── EXCERPTED PASSAGE ──

M/S Dhansamridhi Finance Pvt Ltd v. Deputy Commissioner of Income Tax Circle 7 (1) Delhi

Delhi High Court · 28 Mar 2025 · 2025:DHC:2154-DB
Vibhu Bakhru; Tejas Karia
W.P.(C) 2975/2025
2025:DHC:2154-DB
tax petition_allowed Significant

AI Summary

The Delhi High Court held that a rectification order under Section 154 of the Income Tax Act to levy interest after the limitation period is barred and set aside the demand notice issued beyond four years from the reassessment order.

Full Text
Translation output
W.P.(C) 2975/2025
HIGH COURT OF DELHI
Date of Decision: 28.03.2025
W.P.(C) 2975/2025 & CM APPL. 14092-93/2025
M/S DHANSAMRIDHI FINANCE PVT LTD .....Petitioner
Through: Mr N P Sahni, Mr Kumail Abbas and Mr Gaurav, Advocates.
VERSUS
DEPUTY COMMISSIONER OF INCOME TAX CIRCLE 7 (1) DELHI .....Respondent
Through: Mr. Debesh Panda, SSC Ms. Zehra Khan, Mr. Vikramaditya Singh, JSCs
Ms Anauntta Shankar and Ms Yashika Gupta, Advocates.
CORAM:
HON'BLE MR. JUSTICE VIBHU BAKHRU
HON'BLE MR. JUSTICE TEJAS KARIA VIBHU BAKHRU, J.(Oral)
JUDGMENT

1. With the consent of the learned counsel appearing for the parties, the present petition has been heard finally.

2. The petitioner [Assessee] has filed the present petition impugning the rectification order dated 26.12.2024 [impugned order] passed under Section 154 of the Income Tax Act, 1961 [Act] as well as the demand notice dated 26.12.2024 [impugned demand notice] issued under Section 156 of the Act.

3. The impugned order seeks to amend the order dated 11.12.2018 to the extent of including interest under Section 234A of the Act for the period of four months (that is, from May, 2018 to August, 2018) on the ground that the Assessee had delayed in filing its return of income electronically in response to the notice issued under Section 148 of the Act.

4. Although, there is no amendment to the quantum of income chargeable to tax, the Assessing Officer [AO] has sought to raise a demand of a sum of ₹29,75,729/- on account of interest under Section 234A of the Act and has issued the impugned demand notice accordingly amending the notice of demand issued along with the reassessment order dated 11.12.2018.

FACTUAL CONTEXT

5. The Assessee had filed its original return of income under Section 139(1) of the Act in respect of assessment year [AY] 2011-12 on 30.09.2011 declaring a total income of ₹28,22,781/-. The AO had reasons to believe that the income of the Assessee had escaped assessment and accordingly issued a notice dated 31.03.2018 under Section 148 of the Act calling upon the Assessee to file its return of income.

───
── DATA SHOWN ──

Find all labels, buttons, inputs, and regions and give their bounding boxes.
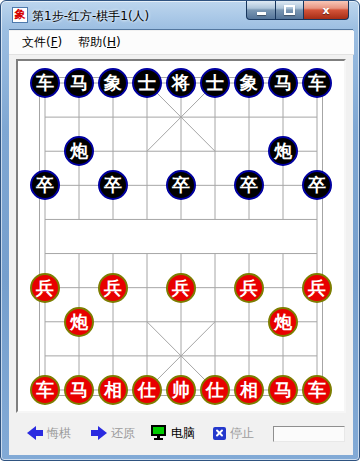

───

WHAT THIS EXERCISE ASKS ▸
1. Condense the paragraph of the court judgment beginning "The Assessee had filed its original return" into a short list that keeps its main facts.
2. Continue the court judgment from its last sentence.
The lines come from a source separate from the court judgment.

EXPECTED ANSWERS ▸
1.
- The Assessee filed its original return under Section 139(1) for AY 2011-12 on 30.09.2011.
- It declared a total income of ₹28,22,781/-.
- Believing income had escaped assessment, the AO issued a notice dated 31.03.2018 under Section 148.
- The notice required the Assessee to file its return of income.

2.
6. The Assessee filed its return of income electronically reiterating its total income as ₹28,22,781/-, as was declared in the original return of income filed on 30.09.2011. The AO proceeded to reassess the income and disallowed an amount of ₹22,37,61,000/- under Section 68 of the Act. Accordingly, the Assessee’s total income was determined at ₹22,65,83,780/- (₹28,22,780/- plus ₹22,37,61,000/-). The reassessment order also indicated that the “interest under Sections 234A, 234B, 234C and 234D, if any, has been charged”. The reassessment order was accompanied by an Income Tax Computation Form (I.T.N.S. 150) which clearly indicated that the interest charged under Section 234A was zero.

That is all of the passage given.